- Exercise instructions: Please print the lines below verbatim, from the first one up to and including the line that contains "cell-initial-amortization: [217, 215, 371, 278]".

******

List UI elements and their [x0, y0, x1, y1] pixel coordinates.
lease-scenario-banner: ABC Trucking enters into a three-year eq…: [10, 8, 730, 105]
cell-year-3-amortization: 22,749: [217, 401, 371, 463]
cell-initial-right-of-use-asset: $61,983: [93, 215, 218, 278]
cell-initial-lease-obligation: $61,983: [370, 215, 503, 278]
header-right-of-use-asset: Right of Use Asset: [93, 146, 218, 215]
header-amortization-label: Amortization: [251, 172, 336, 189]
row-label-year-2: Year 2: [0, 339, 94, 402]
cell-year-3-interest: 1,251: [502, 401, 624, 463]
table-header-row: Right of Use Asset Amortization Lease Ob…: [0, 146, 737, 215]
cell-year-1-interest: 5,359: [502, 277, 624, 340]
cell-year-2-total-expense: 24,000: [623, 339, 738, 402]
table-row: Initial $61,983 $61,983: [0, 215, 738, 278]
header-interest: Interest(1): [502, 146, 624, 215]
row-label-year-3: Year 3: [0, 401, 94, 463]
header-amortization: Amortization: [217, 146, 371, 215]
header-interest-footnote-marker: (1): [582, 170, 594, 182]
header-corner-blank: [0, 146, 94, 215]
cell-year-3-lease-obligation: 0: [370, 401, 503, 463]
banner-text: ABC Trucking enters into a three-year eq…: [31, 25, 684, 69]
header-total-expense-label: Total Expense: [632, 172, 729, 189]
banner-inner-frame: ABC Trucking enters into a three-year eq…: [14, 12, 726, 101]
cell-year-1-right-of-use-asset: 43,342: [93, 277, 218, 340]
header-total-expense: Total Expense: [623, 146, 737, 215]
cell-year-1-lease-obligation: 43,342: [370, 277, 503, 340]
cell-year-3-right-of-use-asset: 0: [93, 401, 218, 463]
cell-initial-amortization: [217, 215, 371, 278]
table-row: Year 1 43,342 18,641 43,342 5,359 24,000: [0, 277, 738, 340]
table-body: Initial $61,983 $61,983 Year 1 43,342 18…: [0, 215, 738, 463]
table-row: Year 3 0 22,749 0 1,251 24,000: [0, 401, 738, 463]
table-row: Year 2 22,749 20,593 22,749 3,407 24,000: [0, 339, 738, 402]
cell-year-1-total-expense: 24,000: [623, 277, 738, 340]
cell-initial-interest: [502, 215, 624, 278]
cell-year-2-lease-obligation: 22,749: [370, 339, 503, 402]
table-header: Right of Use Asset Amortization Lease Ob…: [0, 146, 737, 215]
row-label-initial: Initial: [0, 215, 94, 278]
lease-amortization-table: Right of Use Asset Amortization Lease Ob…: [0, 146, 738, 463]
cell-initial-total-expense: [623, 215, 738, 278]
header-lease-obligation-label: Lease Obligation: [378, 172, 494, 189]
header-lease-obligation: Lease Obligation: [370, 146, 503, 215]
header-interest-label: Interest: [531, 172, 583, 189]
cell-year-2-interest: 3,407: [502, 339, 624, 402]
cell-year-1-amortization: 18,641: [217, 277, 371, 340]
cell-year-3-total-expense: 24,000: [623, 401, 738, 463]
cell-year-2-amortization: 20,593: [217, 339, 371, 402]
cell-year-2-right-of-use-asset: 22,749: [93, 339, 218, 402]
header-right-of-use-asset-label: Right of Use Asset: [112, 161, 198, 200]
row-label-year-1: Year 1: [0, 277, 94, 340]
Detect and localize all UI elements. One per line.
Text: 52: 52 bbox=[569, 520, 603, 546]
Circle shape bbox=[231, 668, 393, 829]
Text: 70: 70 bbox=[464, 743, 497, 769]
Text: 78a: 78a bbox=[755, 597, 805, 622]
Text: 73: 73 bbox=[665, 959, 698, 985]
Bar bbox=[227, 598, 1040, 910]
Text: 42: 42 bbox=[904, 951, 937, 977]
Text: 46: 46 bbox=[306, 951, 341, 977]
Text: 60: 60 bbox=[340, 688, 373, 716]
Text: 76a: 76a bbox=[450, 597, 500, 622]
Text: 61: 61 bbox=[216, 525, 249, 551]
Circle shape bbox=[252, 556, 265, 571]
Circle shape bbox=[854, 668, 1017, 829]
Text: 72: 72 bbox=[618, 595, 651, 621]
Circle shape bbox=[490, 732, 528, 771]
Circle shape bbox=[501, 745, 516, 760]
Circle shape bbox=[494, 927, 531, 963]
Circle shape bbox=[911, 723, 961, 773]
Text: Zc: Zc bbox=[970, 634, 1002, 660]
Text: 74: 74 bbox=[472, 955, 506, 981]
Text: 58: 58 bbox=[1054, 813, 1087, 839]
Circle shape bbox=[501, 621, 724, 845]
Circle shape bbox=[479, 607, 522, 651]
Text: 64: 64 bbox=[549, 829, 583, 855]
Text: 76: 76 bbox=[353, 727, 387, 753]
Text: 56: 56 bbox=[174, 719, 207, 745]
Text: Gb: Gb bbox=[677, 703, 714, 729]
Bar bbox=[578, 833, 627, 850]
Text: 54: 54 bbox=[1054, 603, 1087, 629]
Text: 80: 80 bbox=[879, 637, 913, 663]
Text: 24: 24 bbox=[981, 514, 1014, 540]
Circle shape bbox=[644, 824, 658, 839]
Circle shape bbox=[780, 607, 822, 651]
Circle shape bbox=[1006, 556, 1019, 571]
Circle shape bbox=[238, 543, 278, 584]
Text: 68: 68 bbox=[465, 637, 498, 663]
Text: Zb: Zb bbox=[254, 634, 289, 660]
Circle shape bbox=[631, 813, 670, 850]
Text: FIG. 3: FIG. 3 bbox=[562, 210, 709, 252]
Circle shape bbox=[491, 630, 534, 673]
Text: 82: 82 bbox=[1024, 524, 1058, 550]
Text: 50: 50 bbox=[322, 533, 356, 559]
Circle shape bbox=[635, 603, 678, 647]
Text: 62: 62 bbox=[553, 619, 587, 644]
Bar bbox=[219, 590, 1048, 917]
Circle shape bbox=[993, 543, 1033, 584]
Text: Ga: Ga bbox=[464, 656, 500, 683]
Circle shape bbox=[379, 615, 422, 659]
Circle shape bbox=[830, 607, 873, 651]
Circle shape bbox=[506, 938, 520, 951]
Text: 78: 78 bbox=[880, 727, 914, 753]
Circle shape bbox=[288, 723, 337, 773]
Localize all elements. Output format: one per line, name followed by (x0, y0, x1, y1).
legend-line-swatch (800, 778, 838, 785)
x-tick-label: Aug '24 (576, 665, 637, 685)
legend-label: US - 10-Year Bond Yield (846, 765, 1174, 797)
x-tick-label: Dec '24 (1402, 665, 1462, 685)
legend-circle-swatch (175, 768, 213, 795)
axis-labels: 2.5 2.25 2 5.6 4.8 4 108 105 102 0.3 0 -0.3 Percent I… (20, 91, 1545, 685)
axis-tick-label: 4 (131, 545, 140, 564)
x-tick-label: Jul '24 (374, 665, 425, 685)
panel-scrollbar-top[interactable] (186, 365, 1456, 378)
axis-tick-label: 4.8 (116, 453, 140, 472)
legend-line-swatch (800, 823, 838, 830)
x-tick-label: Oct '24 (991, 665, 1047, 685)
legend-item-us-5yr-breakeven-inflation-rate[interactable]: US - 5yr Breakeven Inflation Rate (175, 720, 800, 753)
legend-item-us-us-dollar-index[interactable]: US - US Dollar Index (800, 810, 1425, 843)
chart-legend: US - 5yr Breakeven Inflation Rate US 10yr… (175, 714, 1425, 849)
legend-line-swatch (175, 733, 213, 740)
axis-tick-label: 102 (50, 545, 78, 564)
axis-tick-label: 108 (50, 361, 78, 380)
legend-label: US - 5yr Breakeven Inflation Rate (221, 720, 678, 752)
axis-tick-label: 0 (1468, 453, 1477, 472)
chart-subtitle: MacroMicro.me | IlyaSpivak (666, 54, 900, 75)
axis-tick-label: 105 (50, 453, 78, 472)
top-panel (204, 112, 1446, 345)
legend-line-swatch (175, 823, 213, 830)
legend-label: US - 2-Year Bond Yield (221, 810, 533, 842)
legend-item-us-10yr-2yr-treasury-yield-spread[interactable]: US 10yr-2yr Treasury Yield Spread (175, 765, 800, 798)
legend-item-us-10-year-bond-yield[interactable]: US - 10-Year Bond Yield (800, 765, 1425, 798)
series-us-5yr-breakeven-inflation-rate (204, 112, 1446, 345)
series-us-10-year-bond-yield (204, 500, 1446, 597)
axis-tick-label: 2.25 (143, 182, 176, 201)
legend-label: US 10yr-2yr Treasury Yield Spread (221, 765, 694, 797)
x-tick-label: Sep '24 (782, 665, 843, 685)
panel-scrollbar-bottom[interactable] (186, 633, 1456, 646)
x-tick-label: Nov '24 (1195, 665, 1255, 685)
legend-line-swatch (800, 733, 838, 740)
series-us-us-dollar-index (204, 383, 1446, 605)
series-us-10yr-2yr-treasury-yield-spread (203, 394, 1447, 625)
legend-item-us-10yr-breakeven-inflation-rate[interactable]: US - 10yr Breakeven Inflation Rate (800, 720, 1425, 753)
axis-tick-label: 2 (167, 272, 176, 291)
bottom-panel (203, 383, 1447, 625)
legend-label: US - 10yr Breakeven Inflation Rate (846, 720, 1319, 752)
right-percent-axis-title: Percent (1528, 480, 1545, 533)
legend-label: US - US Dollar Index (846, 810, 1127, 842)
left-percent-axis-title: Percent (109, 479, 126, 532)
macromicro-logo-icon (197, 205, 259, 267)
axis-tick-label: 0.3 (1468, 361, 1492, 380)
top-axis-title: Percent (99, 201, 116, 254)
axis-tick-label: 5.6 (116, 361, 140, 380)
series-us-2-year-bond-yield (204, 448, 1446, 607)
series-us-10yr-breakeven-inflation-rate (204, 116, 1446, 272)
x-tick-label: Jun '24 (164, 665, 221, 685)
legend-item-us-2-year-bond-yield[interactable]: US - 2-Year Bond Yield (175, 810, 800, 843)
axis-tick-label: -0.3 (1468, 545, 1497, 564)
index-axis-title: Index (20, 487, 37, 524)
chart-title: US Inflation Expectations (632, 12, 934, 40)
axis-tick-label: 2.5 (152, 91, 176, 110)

******

- The output:
List UI elements and their [x0, y0, x1, y1] pixel coordinates.
lease-scenario-banner: ABC Trucking enters into a three-year eq…: [10, 8, 730, 105]
cell-year-3-amortization: 22,749: [217, 401, 371, 463]
cell-initial-right-of-use-asset: $61,983: [93, 215, 218, 278]
cell-initial-lease-obligation: $61,983: [370, 215, 503, 278]
header-right-of-use-asset: Right of Use Asset: [93, 146, 218, 215]
header-amortization-label: Amortization: [251, 172, 336, 189]
row-label-year-2: Year 2: [0, 339, 94, 402]
cell-year-3-interest: 1,251: [502, 401, 624, 463]
table-header-row: Right of Use Asset Amortization Lease Ob…: [0, 146, 737, 215]
cell-year-1-interest: 5,359: [502, 277, 624, 340]
cell-year-2-total-expense: 24,000: [623, 339, 738, 402]
table-row: Initial $61,983 $61,983: [0, 215, 738, 278]
header-interest: Interest(1): [502, 146, 624, 215]
row-label-year-3: Year 3: [0, 401, 94, 463]
header-amortization: Amortization: [217, 146, 371, 215]
header-interest-footnote-marker: (1): [582, 170, 594, 182]
header-corner-blank: [0, 146, 94, 215]
cell-year-3-lease-obligation: 0: [370, 401, 503, 463]
banner-text: ABC Trucking enters into a three-year eq…: [31, 25, 684, 69]
header-total-expense-label: Total Expense: [632, 172, 729, 189]
banner-inner-frame: ABC Trucking enters into a three-year eq…: [14, 12, 726, 101]
cell-year-1-right-of-use-asset: 43,342: [93, 277, 218, 340]
header-total-expense: Total Expense: [623, 146, 737, 215]
cell-year-1-lease-obligation: 43,342: [370, 277, 503, 340]
cell-year-3-right-of-use-asset: 0: [93, 401, 218, 463]
cell-initial-amortization: [217, 215, 371, 278]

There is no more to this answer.